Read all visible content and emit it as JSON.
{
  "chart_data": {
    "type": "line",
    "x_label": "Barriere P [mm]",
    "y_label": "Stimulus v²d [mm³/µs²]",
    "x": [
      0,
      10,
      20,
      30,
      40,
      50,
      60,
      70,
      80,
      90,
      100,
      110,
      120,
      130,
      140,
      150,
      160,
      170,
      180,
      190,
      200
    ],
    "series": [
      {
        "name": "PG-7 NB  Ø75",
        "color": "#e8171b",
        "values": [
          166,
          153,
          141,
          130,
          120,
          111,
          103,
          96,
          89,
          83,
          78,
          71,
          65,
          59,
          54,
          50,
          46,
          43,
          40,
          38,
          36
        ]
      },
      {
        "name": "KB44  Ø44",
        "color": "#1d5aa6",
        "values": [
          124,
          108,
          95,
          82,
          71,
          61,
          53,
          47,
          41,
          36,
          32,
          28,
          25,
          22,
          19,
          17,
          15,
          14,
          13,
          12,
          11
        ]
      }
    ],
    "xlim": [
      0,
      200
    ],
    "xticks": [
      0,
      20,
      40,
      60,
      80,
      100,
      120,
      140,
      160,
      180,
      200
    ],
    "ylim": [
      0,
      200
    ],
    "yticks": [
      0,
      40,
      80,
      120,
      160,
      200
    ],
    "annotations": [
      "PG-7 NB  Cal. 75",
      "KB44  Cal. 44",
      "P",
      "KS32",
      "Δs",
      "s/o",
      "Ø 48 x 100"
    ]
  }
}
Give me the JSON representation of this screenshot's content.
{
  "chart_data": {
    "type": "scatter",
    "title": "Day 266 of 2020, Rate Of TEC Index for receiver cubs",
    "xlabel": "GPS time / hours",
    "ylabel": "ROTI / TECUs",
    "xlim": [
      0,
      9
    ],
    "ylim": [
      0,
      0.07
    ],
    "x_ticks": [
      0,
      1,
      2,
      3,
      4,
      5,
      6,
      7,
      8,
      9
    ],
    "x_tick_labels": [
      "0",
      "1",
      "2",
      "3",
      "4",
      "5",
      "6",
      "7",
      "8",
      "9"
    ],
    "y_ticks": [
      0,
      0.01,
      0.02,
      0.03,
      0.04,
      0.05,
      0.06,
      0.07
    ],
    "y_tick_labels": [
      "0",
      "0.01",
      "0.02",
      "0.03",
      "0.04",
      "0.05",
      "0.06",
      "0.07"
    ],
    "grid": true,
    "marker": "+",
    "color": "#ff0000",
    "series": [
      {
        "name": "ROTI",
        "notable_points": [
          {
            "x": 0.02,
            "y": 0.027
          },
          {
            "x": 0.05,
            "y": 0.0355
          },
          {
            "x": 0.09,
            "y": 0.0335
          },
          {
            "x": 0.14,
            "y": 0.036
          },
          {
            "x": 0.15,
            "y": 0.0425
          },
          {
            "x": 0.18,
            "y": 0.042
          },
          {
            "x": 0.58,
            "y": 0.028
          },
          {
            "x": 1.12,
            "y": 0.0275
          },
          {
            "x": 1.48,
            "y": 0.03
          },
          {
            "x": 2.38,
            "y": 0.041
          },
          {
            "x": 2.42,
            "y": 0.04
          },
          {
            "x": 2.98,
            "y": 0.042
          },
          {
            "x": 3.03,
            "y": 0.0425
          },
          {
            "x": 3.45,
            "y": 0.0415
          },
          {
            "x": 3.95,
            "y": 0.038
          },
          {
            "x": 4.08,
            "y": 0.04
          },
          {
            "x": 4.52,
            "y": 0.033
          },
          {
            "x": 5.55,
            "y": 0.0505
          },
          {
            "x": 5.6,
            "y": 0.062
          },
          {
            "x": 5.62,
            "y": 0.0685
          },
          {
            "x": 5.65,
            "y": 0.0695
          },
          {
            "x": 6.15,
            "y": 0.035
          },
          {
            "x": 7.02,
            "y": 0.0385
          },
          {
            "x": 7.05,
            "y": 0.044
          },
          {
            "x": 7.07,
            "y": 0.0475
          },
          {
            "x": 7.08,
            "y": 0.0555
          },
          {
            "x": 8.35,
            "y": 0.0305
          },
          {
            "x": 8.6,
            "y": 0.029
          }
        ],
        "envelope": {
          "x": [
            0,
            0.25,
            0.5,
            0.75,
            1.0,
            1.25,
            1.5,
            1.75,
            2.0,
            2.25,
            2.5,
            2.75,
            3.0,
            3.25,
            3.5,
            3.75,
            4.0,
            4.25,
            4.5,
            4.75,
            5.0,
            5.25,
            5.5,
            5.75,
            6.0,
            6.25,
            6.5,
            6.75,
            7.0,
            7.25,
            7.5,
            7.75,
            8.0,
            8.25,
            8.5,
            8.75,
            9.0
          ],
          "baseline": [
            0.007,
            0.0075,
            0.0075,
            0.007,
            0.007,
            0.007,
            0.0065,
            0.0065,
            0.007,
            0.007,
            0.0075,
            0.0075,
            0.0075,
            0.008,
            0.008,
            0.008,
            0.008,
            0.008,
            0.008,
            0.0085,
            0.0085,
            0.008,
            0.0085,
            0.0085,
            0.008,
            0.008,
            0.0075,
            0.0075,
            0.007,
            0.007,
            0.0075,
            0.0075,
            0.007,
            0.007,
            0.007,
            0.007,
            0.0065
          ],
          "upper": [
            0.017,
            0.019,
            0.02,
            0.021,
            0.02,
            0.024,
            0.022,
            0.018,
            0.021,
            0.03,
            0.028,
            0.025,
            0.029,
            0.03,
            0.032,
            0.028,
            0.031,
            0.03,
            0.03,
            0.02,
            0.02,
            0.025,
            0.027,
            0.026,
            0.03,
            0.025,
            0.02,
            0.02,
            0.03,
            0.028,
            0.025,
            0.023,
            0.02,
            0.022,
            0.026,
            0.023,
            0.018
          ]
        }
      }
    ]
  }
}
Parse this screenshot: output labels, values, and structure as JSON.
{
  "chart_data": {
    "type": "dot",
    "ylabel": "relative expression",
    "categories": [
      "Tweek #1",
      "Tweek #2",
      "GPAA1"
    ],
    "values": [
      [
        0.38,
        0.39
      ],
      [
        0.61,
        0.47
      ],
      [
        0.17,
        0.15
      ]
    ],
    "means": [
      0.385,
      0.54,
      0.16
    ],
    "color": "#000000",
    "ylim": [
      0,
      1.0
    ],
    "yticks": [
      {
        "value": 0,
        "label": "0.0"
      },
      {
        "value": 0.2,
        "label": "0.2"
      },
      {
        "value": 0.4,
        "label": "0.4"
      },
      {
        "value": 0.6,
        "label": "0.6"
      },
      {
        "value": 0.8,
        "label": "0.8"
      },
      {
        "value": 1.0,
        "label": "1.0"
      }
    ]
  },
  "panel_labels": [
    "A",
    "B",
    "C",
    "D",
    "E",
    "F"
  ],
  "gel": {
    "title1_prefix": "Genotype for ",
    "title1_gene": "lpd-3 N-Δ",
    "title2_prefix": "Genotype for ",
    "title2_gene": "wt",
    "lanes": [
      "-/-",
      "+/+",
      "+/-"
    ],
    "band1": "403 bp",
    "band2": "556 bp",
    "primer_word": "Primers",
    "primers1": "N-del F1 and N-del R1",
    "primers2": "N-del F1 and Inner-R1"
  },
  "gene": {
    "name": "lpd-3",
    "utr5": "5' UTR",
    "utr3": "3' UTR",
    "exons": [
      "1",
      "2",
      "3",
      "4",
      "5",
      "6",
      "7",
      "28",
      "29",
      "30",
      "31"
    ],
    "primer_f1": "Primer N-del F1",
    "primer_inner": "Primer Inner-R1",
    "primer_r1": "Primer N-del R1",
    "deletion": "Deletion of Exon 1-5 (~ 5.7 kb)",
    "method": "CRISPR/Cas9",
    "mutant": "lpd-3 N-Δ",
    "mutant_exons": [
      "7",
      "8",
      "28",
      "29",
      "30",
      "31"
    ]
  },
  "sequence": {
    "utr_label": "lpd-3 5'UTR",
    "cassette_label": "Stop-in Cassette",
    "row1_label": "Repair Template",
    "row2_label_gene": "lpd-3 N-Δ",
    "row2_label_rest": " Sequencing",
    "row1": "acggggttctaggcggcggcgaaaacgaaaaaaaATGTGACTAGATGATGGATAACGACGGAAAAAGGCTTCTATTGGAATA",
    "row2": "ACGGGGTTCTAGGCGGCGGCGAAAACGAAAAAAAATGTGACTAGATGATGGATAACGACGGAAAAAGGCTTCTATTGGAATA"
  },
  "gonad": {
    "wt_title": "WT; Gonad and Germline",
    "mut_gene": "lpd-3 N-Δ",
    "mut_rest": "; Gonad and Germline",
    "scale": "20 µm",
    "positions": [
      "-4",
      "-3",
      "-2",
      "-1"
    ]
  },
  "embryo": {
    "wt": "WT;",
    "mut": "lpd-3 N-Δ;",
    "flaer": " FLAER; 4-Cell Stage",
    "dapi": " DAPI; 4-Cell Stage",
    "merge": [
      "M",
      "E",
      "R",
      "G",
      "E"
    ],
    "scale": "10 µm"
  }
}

+ + + + +

* _Task statement_
Copy out every line in the entries above that holds "this".

* _Expected answer_
Give me the JSON representation of this screenshot's content.
Parse this screenshot: output labels, values, and structure as JSON.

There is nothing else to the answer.